▶ _What to work on_
You are to retype all of the data exactly as it appears.

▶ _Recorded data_

[START]

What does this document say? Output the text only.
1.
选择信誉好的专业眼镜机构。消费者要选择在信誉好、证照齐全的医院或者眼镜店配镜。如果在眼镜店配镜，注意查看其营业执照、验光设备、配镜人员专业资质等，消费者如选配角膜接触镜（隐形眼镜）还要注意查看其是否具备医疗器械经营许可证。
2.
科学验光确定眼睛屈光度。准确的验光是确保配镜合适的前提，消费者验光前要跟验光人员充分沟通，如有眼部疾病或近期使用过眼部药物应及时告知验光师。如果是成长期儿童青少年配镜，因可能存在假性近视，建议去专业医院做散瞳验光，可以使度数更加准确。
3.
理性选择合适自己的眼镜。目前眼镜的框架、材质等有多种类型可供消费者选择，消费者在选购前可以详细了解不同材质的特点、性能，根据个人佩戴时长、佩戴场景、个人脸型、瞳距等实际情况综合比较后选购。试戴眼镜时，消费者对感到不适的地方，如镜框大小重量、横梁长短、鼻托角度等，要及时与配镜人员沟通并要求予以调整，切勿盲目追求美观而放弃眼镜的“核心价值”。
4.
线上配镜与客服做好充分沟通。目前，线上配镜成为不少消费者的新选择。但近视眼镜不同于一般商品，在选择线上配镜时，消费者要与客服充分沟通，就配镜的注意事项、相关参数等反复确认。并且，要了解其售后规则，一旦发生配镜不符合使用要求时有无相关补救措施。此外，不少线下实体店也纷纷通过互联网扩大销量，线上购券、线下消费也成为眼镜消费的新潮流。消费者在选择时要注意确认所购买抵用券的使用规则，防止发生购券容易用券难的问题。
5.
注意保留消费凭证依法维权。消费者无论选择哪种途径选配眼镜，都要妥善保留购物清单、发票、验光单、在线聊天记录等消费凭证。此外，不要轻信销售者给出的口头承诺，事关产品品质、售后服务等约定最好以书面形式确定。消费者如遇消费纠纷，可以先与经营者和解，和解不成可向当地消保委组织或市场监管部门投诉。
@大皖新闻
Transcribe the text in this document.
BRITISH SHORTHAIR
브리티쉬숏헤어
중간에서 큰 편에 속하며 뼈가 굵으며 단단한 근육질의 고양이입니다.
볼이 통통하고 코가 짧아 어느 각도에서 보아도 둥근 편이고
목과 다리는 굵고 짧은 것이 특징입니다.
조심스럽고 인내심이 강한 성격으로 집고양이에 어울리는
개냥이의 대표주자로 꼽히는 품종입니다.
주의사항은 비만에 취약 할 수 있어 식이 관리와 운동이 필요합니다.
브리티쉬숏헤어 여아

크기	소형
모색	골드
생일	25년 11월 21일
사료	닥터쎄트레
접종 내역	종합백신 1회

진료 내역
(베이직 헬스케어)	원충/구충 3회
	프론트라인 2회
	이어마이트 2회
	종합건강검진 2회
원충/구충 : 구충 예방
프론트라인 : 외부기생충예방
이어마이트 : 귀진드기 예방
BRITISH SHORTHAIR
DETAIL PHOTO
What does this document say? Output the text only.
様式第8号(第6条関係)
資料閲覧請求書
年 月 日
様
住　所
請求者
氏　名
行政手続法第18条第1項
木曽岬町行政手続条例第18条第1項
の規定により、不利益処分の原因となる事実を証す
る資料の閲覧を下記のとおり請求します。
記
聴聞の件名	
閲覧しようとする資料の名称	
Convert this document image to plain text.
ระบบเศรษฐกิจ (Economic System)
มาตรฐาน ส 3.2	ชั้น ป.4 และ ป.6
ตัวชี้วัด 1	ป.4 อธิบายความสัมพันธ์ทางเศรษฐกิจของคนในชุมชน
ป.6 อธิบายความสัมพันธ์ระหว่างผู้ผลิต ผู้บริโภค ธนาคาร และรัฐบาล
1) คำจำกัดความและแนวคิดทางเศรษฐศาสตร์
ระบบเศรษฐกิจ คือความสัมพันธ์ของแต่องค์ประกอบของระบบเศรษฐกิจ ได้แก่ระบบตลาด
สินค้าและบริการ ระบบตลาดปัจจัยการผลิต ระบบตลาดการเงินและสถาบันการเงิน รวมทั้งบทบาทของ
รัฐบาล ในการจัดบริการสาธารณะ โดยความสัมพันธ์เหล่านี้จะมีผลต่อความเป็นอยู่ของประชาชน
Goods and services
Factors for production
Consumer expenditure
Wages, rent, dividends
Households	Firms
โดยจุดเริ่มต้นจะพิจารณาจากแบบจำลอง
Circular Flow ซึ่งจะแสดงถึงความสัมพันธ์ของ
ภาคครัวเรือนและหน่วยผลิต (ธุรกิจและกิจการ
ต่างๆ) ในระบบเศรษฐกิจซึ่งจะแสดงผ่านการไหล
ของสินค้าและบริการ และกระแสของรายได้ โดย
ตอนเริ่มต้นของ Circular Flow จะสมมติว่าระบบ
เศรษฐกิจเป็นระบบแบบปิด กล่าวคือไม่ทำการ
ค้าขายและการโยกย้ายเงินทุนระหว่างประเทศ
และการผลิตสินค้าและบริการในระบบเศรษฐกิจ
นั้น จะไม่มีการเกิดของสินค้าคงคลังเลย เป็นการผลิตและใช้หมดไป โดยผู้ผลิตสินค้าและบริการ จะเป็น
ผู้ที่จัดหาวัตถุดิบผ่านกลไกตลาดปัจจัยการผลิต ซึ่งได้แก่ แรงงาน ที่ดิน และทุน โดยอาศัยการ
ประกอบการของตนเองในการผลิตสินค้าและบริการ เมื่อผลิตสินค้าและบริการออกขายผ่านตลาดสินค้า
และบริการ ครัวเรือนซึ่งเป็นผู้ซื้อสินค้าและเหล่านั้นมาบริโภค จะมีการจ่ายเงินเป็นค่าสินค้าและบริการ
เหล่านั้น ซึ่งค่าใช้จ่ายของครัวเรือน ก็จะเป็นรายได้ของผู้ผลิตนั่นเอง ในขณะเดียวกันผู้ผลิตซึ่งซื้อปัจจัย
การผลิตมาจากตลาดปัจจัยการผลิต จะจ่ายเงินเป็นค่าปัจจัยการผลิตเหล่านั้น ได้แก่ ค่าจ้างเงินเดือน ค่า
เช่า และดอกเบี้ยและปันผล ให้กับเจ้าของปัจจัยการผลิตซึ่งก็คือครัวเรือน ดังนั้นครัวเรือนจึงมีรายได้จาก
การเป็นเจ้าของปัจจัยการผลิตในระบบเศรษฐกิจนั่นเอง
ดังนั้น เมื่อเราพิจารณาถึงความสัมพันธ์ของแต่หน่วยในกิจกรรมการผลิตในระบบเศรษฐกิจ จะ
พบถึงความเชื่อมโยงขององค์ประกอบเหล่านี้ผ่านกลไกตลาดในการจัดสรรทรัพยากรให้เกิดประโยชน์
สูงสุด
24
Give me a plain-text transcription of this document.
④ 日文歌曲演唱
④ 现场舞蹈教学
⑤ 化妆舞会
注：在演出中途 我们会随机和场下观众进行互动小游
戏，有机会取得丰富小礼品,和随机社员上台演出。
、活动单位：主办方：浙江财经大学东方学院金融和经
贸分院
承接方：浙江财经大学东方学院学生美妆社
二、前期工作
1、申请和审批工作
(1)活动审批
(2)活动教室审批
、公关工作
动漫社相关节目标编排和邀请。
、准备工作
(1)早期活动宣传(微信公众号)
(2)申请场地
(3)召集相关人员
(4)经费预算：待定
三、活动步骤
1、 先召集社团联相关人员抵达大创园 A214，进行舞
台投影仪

[END]

▶ _Exercise result_
What does this document say? Output the text only.
1.
选择信誉好的专业眼镜机构。消费者要选择在信誉好、证照齐全的医院或者眼镜店配镜。如果在眼镜店配镜，注意查看其营业执照、验光设备、配镜人员专业资质等，消费者如选配角膜接触镜（隐形眼镜）还要注意查看其是否具备医疗器械经营许可证。
2.
科学验光确定眼睛屈光度。准确的验光是确保配镜合适的前提，消费者验光前要跟验光人员充分沟通，如有眼部疾病或近期使用过眼部药物应及时告知验光师。如果是成长期儿童青少年配镜，因可能存在假性近视，建议去专业医院做散瞳验光，可以使度数更加准确。
3.
理性选择合适自己的眼镜。目前眼镜的框架、材质等有多种类型可供消费者选择，消费者在选购前可以详细了解不同材质的特点、性能，根据个人佩戴时长、佩戴场景、个人脸型、瞳距等实际情况综合比较后选购。试戴眼镜时，消费者对感到不适的地方，如镜框大小重量、横梁长短、鼻托角度等，要及时与配镜人员沟通并要求予以调整，切勿盲目追求美观而放弃眼镜的“核心价值”。
4.
线上配镜与客服做好充分沟通。目前，线上配镜成为不少消费者的新选择。但近视眼镜不同于一般商品，在选择线上配镜时，消费者要与客服充分沟通，就配镜的注意事项、相关参数等反复确认。并且，要了解其售后规则，一旦发生配镜不符合使用要求时有无相关补救措施。此外，不少线下实体店也纷纷通过互联网扩大销量，线上购券、线下消费也成为眼镜消费的新潮流。消费者在选择时要注意确认所购买抵用券的使用规则，防止发生购券容易用券难的问题。
5.
注意保留消费凭证依法维权。消费者无论选择哪种途径选配眼镜，都要妥善保留购物清单、发票、验光单、在线聊天记录等消费凭证。此外，不要轻信销售者给出的口头承诺，事关产品品质、售后服务等约定最好以书面形式确定。消费者如遇消费纠纷，可以先与经营者和解，和解不成可向当地消保委组织或市场监管部门投诉。
@大皖新闻
Transcribe the text in this document.
BRITISH SHORTHAIR
브리티쉬숏헤어
중간에서 큰 편에 속하며 뼈가 굵으며 단단한 근육질의 고양이입니다.
볼이 통통하고 코가 짧아 어느 각도에서 보아도 둥근 편이고
목과 다리는 굵고 짧은 것이 특징입니다.
조심스럽고 인내심이 강한 성격으로 집고양이에 어울리는
개냥이의 대표주자로 꼽히는 품종입니다.
주의사항은 비만에 취약 할 수 있어 식이 관리와 운동이 필요합니다.
브리티쉬숏헤어 여아

크기	소형
모색	골드
생일	25년 11월 21일
사료	닥터쎄트레
접종 내역	종합백신 1회

진료 내역
(베이직 헬스케어)	원충/구충 3회
	프론트라인 2회
	이어마이트 2회
	종합건강검진 2회
원충/구충 : 구충 예방
프론트라인 : 외부기생충예방
이어마이트 : 귀진드기 예방
BRITISH SHORTHAIR
DETAIL PHOTO
What does this document say? Output the text only.
様式第8号(第6条関係)
資料閲覧請求書
年 月 日
様
住　所
請求者
氏　名
行政手続法第18条第1項
木曽岬町行政手続条例第18条第1項
の規定により、不利益処分の原因となる事実を証す
る資料の閲覧を下記のとおり請求します。
記
聴聞の件名	
閲覧しようとする資料の名称	
Convert this document image to plain text.
ระบบเศรษฐกิจ (Economic System)
มาตรฐาน ส 3.2	ชั้น ป.4 และ ป.6
ตัวชี้วัด 1	ป.4 อธิบายความสัมพันธ์ทางเศรษฐกิจของคนในชุมชน
ป.6 อธิบายความสัมพันธ์ระหว่างผู้ผลิต ผู้บริโภค ธนาคาร และรัฐบาล
1) คำจำกัดความและแนวคิดทางเศรษฐศาสตร์
ระบบเศรษฐกิจ คือความสัมพันธ์ของแต่องค์ประกอบของระบบเศรษฐกิจ ได้แก่ระบบตลาด
สินค้าและบริการ ระบบตลาดปัจจัยการผลิต ระบบตลาดการเงินและสถาบันการเงิน รวมทั้งบทบาทของ
รัฐบาล ในการจัดบริการสาธารณะ โดยความสัมพันธ์เหล่านี้จะมีผลต่อความเป็นอยู่ของประชาชน
Goods and services
Factors for production
Consumer expenditure
Wages, rent, dividends
Households	Firms
โดยจุดเริ่มต้นจะพิจารณาจากแบบจำลอง
Circular Flow ซึ่งจะแสดงถึงความสัมพันธ์ของ
ภาคครัวเรือนและหน่วยผลิต (ธุรกิจและกิจการ
ต่างๆ) ในระบบเศรษฐกิจซึ่งจะแสดงผ่านการไหล
ของสินค้าและบริการ และกระแสของรายได้ โดย
ตอนเริ่มต้นของ Circular Flow จะสมมติว่าระบบ
เศรษฐกิจเป็นระบบแบบปิด กล่าวคือไม่ทำการ
ค้าขายและการโยกย้ายเงินทุนระหว่างประเทศ
และการผลิตสินค้าและบริการในระบบเศรษฐกิจ
นั้น จะไม่มีการเกิดของสินค้าคงคลังเลย เป็นการผลิตและใช้หมดไป โดยผู้ผลิตสินค้าและบริการ จะเป็น
ผู้ที่จัดหาวัตถุดิบผ่านกลไกตลาดปัจจัยการผลิต ซึ่งได้แก่ แรงงาน ที่ดิน และทุน โดยอาศัยการ
ประกอบการของตนเองในการผลิตสินค้าและบริการ เมื่อผลิตสินค้าและบริการออกขายผ่านตลาดสินค้า
และบริการ ครัวเรือนซึ่งเป็นผู้ซื้อสินค้าและเหล่านั้นมาบริโภค จะมีการจ่ายเงินเป็นค่าสินค้าและบริการ
เหล่านั้น ซึ่งค่าใช้จ่ายของครัวเรือน ก็จะเป็นรายได้ของผู้ผลิตนั่นเอง ในขณะเดียวกันผู้ผลิตซึ่งซื้อปัจจัย
การผลิตมาจากตลาดปัจจัยการผลิต จะจ่ายเงินเป็นค่าปัจจัยการผลิตเหล่านั้น ได้แก่ ค่าจ้างเงินเดือน ค่า
เช่า และดอกเบี้ยและปันผล ให้กับเจ้าของปัจจัยการผลิตซึ่งก็คือครัวเรือน ดังนั้นครัวเรือนจึงมีรายได้จาก
การเป็นเจ้าของปัจจัยการผลิตในระบบเศรษฐกิจนั่นเอง
ดังนั้น เมื่อเราพิจารณาถึงความสัมพันธ์ของแต่หน่วยในกิจกรรมการผลิตในระบบเศรษฐกิจ จะ
พบถึงความเชื่อมโยงขององค์ประกอบเหล่านี้ผ่านกลไกตลาดในการจัดสรรทรัพยากรให้เกิดประโยชน์
สูงสุด
24
Give me a plain-text transcription of this document.
④ 日文歌曲演唱
④ 现场舞蹈教学
⑤ 化妆舞会
注：在演出中途 我们会随机和场下观众进行互动小游
戏，有机会取得丰富小礼品,和随机社员上台演出。
、活动单位：主办方：浙江财经大学东方学院金融和经
贸分院
承接方：浙江财经大学东方学院学生美妆社
二、前期工作
1、申请和审批工作
(1)活动审批
(2)活动教室审批
、公关工作
动漫社相关节目标编排和邀请。
、准备工作
(1)早期活动宣传(微信公众号)
(2)申请场地
(3)召集相关人员
(4)经费预算：待定
三、活动步骤
1、 先召集社团联相关人员抵达大创园 A214，进行舞
台投影仪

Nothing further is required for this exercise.